Show all lines holding "tempi".
*** Listed entries ***
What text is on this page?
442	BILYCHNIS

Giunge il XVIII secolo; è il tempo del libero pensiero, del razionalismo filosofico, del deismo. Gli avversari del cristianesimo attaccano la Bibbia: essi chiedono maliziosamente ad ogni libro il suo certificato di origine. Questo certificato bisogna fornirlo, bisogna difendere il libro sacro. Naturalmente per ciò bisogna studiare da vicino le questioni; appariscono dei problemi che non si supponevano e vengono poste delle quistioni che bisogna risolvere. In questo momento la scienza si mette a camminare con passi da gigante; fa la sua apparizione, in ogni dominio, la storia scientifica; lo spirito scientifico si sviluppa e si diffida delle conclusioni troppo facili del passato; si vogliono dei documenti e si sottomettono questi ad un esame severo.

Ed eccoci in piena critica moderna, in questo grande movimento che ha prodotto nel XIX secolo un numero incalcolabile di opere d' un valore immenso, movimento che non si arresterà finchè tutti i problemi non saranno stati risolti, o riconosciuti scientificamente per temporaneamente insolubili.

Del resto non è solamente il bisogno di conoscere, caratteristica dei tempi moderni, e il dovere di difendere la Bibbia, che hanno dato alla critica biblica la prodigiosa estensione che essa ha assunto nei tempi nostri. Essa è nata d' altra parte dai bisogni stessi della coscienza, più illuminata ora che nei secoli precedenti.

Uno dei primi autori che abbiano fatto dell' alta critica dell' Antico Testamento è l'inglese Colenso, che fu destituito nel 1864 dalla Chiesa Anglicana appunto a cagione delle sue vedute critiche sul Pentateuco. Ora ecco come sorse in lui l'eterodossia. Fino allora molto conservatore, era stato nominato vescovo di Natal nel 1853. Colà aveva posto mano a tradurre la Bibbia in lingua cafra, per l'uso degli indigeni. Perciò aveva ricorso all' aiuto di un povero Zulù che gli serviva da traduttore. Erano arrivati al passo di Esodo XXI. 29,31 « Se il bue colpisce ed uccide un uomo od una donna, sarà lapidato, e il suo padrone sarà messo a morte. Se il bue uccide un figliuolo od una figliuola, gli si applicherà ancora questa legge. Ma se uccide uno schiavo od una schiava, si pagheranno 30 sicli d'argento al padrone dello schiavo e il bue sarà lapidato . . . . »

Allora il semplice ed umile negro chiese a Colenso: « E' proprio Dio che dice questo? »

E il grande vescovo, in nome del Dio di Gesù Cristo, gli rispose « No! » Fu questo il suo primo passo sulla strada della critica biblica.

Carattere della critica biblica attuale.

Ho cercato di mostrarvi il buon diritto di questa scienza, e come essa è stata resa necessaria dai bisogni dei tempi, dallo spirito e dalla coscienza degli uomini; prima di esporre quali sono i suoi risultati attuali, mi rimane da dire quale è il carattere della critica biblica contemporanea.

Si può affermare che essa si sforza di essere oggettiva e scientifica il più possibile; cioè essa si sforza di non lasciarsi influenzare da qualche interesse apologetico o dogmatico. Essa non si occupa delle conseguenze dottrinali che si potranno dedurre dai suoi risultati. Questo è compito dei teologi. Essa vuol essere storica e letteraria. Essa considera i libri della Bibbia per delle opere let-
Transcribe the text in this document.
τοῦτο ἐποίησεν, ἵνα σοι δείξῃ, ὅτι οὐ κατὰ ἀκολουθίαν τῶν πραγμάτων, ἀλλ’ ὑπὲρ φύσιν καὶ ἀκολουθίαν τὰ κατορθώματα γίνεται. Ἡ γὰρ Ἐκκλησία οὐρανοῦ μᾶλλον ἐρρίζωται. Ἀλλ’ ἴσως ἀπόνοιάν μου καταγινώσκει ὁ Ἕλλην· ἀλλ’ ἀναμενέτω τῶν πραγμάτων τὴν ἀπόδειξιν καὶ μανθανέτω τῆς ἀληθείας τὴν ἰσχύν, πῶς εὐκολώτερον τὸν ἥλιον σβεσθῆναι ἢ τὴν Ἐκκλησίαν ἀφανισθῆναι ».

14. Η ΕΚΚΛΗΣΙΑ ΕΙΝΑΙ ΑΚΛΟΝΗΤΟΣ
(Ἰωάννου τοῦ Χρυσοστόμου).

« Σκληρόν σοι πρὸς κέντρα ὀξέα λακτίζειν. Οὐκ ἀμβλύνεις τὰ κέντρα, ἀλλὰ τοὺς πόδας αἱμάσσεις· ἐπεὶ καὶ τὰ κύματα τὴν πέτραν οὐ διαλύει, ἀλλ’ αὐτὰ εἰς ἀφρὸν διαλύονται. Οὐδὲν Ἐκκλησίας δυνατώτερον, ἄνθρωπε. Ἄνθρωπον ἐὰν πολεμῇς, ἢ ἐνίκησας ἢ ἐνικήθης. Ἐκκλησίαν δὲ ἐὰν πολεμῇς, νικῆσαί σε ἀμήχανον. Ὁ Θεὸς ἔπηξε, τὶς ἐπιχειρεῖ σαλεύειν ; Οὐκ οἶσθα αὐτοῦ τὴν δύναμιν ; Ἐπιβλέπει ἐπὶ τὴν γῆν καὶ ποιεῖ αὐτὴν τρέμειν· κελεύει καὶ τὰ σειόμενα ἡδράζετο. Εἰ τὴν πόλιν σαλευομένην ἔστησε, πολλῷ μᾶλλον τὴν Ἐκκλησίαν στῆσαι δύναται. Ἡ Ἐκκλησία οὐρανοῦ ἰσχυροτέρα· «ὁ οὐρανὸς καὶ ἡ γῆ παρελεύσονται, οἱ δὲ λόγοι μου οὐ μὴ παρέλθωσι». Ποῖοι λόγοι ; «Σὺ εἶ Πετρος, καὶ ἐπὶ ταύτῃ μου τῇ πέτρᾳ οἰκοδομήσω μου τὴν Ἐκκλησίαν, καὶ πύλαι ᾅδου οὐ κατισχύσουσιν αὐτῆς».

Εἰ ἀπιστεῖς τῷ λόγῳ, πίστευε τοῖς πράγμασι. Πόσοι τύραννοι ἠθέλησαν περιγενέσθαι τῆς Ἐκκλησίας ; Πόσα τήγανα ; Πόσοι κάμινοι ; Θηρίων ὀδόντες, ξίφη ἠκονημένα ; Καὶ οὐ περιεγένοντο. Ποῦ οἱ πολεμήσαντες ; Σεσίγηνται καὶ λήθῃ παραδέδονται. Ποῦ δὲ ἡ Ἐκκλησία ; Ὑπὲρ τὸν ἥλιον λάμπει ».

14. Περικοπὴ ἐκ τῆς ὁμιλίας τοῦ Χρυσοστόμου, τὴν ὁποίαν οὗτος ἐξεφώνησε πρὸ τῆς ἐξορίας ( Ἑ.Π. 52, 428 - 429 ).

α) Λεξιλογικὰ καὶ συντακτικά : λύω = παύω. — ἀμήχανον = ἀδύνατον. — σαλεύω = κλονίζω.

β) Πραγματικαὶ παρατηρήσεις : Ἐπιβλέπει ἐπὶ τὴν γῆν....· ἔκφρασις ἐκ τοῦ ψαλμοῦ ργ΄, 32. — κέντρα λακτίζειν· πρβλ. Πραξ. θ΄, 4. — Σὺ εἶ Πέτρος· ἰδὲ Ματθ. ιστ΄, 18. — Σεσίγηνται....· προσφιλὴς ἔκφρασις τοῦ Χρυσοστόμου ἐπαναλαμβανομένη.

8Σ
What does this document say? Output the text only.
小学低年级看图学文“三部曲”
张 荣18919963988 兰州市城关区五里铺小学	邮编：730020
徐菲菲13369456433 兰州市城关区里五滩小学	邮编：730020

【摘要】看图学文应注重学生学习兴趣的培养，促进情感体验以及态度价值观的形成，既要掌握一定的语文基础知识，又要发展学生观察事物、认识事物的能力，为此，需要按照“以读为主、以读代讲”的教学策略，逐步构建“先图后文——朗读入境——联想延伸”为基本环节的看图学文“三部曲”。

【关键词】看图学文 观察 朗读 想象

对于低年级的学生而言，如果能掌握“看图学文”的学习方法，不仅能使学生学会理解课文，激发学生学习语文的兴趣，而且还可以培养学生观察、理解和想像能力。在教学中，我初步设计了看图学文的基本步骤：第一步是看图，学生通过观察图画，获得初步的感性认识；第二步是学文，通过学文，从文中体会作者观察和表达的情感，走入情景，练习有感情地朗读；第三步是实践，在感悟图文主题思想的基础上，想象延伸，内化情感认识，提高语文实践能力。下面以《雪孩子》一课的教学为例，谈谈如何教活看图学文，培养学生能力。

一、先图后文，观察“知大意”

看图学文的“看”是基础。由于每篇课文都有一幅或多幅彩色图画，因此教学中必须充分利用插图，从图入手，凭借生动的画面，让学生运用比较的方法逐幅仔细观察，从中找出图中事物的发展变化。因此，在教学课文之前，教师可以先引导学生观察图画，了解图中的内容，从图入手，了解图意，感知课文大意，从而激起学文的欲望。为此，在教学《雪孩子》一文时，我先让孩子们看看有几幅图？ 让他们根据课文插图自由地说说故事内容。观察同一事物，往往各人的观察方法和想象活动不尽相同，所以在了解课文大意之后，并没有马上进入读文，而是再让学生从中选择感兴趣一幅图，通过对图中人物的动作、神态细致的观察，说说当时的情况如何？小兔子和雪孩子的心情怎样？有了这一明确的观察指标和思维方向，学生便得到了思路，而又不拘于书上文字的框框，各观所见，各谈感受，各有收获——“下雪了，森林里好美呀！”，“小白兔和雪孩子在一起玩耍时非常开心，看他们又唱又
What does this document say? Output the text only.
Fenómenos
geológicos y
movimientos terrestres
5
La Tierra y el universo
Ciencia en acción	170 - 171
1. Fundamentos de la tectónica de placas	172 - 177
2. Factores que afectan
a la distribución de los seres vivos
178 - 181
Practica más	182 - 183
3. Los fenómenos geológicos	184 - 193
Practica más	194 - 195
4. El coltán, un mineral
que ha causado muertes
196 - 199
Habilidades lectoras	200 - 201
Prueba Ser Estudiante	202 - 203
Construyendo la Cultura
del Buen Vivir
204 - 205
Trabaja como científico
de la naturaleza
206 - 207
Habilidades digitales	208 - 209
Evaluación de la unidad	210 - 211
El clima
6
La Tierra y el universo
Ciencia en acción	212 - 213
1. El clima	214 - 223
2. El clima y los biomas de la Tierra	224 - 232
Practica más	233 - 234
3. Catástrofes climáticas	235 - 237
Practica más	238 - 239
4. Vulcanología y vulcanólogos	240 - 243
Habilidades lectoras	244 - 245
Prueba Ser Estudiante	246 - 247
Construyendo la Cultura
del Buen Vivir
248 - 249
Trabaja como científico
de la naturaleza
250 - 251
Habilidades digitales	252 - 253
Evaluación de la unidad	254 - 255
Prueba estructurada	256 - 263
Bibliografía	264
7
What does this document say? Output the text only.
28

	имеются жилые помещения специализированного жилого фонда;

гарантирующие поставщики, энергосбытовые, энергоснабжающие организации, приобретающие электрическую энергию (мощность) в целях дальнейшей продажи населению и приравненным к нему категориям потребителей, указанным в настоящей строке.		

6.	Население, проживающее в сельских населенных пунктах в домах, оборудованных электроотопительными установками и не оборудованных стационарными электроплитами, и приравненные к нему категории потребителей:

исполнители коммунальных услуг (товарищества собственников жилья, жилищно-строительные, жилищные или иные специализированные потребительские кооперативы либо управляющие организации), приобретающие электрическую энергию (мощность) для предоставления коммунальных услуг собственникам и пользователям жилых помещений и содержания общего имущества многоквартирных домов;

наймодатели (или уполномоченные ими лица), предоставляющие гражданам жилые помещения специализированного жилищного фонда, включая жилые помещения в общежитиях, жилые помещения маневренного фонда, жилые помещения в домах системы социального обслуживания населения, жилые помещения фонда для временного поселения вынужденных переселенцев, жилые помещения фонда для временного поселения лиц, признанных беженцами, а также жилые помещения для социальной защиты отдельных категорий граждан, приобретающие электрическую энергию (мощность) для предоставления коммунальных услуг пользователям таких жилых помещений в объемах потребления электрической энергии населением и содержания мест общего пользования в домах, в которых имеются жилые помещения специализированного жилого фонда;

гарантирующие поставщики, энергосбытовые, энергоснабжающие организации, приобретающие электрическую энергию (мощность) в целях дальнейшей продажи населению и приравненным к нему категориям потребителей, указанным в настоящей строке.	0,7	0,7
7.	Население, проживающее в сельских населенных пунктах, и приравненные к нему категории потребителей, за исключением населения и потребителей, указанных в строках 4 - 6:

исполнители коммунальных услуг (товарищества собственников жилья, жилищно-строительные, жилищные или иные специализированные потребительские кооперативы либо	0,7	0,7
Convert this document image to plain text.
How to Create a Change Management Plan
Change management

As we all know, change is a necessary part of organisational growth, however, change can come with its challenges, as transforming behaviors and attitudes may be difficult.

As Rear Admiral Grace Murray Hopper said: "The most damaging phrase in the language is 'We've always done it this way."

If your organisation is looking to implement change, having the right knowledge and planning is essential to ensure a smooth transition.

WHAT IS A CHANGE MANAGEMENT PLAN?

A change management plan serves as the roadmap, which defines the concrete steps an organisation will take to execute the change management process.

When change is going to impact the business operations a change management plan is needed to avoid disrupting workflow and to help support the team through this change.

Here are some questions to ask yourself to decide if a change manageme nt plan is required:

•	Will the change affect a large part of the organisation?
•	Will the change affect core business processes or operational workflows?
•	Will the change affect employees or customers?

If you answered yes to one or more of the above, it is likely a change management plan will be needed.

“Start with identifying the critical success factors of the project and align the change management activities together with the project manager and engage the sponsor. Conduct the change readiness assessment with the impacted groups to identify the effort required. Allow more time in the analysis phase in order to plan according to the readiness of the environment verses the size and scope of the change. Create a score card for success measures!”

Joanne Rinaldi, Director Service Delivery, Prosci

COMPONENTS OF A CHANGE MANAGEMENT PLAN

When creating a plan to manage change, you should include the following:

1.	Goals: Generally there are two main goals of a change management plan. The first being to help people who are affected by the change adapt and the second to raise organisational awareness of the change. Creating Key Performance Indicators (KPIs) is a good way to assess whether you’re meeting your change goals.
***
*Correct output:*
Del resto non è solamente il bisogno di conoscere, caratteristica dei tempi moderni, e il dovere di difendere la Bibbia, che hanno dato alla critica biblica la prodigiosa estensione che essa ha assunto nei tempi nostri. Essa è nata d' altra parte dai bisogni stessi della coscienza, più illuminata ora che nei secoli precedenti.
Ho cercato di mostrarvi il buon diritto di questa scienza, e come essa è stata resa necessaria dai bisogni dei tempi, dallo spirito e dalla coscienza degli uomini; prima di esporre quali sono i suoi risultati attuali, mi rimane da dire quale è il carattere della critica biblica contemporanea.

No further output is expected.